WORKING DATA:
□ □ □ □ □

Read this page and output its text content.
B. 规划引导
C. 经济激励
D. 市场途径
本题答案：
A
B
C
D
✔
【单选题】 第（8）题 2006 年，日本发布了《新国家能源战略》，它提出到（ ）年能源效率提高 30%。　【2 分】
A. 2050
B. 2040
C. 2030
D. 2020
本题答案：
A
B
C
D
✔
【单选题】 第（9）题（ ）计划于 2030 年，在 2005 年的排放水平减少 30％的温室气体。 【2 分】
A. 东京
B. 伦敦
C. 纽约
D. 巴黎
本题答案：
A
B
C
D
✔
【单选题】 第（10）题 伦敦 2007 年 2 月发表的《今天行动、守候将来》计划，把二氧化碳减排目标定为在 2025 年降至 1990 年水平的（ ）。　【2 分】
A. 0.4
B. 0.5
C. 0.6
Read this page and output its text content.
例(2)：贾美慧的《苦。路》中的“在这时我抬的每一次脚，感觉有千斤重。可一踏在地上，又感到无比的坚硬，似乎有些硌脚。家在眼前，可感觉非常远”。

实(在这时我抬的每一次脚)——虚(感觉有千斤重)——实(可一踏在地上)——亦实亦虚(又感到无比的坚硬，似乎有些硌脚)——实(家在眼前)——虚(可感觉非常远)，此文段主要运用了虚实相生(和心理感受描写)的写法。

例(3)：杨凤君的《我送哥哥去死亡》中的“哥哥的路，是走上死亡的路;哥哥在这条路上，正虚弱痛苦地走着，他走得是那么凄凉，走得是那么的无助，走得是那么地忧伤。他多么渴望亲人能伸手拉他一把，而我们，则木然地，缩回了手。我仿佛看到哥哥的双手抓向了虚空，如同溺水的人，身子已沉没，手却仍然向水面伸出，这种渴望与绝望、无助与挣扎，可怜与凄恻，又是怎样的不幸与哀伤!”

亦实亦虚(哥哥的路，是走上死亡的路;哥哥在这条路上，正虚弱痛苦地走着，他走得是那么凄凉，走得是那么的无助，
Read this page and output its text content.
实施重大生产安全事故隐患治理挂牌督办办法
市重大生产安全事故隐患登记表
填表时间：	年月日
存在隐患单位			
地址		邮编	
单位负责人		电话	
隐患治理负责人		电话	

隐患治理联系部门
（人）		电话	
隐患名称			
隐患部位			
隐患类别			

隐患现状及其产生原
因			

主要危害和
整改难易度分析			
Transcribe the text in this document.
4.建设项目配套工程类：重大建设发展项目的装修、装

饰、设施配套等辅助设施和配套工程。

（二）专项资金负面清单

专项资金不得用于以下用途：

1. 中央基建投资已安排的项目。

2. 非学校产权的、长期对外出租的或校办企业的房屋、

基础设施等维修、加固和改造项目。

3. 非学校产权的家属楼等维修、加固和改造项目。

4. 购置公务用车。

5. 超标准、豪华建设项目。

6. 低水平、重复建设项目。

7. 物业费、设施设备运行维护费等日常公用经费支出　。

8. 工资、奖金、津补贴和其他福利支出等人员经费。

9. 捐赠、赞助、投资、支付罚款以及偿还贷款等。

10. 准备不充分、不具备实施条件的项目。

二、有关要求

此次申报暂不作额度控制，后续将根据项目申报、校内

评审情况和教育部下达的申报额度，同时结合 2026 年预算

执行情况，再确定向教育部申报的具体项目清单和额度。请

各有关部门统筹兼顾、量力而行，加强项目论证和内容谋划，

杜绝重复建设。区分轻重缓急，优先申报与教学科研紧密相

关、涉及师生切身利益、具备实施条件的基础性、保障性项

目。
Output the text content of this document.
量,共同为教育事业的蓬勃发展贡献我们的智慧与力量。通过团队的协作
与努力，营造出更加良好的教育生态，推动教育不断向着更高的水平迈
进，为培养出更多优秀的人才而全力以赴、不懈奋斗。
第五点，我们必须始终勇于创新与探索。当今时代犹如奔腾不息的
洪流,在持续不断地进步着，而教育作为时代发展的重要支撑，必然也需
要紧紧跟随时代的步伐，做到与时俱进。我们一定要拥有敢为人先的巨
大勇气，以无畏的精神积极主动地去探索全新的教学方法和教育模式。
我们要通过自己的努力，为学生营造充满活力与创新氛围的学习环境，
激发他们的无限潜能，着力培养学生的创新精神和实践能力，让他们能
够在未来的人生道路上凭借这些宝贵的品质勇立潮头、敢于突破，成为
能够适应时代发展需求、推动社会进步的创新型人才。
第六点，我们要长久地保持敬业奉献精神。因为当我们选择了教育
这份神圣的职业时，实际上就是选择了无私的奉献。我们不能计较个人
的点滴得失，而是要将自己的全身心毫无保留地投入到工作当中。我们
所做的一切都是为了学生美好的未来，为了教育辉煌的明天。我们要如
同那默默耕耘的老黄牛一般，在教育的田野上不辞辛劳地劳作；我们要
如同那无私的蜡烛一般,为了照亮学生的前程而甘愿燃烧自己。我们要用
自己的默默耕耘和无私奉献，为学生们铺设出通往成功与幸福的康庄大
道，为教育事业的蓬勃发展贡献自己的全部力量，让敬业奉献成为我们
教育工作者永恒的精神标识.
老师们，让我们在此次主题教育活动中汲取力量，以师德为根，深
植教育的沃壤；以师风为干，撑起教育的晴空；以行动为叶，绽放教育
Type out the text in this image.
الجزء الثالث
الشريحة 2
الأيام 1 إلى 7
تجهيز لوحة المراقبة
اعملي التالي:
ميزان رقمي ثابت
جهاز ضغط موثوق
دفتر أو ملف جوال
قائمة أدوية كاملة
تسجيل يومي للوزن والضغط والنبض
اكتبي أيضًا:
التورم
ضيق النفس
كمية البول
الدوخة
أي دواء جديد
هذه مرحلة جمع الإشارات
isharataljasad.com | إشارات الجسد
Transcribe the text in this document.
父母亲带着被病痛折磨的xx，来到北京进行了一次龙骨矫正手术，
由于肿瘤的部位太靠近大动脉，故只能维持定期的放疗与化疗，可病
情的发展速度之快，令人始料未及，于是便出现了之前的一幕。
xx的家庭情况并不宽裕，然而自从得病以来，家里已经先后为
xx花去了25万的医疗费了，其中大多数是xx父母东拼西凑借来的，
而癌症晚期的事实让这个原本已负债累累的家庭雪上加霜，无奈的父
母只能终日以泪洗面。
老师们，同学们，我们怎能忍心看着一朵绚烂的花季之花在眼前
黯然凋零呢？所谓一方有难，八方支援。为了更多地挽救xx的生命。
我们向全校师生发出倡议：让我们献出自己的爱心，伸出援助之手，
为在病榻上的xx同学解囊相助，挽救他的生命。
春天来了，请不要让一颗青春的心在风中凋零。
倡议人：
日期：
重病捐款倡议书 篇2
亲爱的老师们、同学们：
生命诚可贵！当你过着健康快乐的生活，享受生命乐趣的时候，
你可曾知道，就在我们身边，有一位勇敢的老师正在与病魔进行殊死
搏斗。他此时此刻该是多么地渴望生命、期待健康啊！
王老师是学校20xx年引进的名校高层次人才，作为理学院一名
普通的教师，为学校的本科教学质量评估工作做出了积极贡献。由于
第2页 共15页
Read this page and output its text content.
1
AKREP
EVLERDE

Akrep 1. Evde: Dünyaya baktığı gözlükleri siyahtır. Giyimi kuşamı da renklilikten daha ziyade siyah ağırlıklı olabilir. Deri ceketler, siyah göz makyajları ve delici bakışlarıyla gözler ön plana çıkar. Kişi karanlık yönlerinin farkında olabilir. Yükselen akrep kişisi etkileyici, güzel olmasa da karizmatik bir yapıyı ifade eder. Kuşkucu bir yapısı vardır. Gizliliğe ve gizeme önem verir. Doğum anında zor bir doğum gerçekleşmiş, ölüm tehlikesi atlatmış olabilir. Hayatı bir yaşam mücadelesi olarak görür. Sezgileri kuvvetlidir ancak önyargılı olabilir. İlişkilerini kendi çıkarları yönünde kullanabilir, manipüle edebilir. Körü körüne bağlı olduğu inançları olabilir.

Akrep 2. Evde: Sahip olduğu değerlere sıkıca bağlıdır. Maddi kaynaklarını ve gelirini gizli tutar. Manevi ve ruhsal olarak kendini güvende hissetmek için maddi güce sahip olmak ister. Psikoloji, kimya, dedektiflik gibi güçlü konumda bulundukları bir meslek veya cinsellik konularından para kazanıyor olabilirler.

□ □ □ □ □

GOAL: Lines containing "亦实亦虚" are to be counted. State the total and add nothing.

SOLUTION TO THE EXERCISE: 2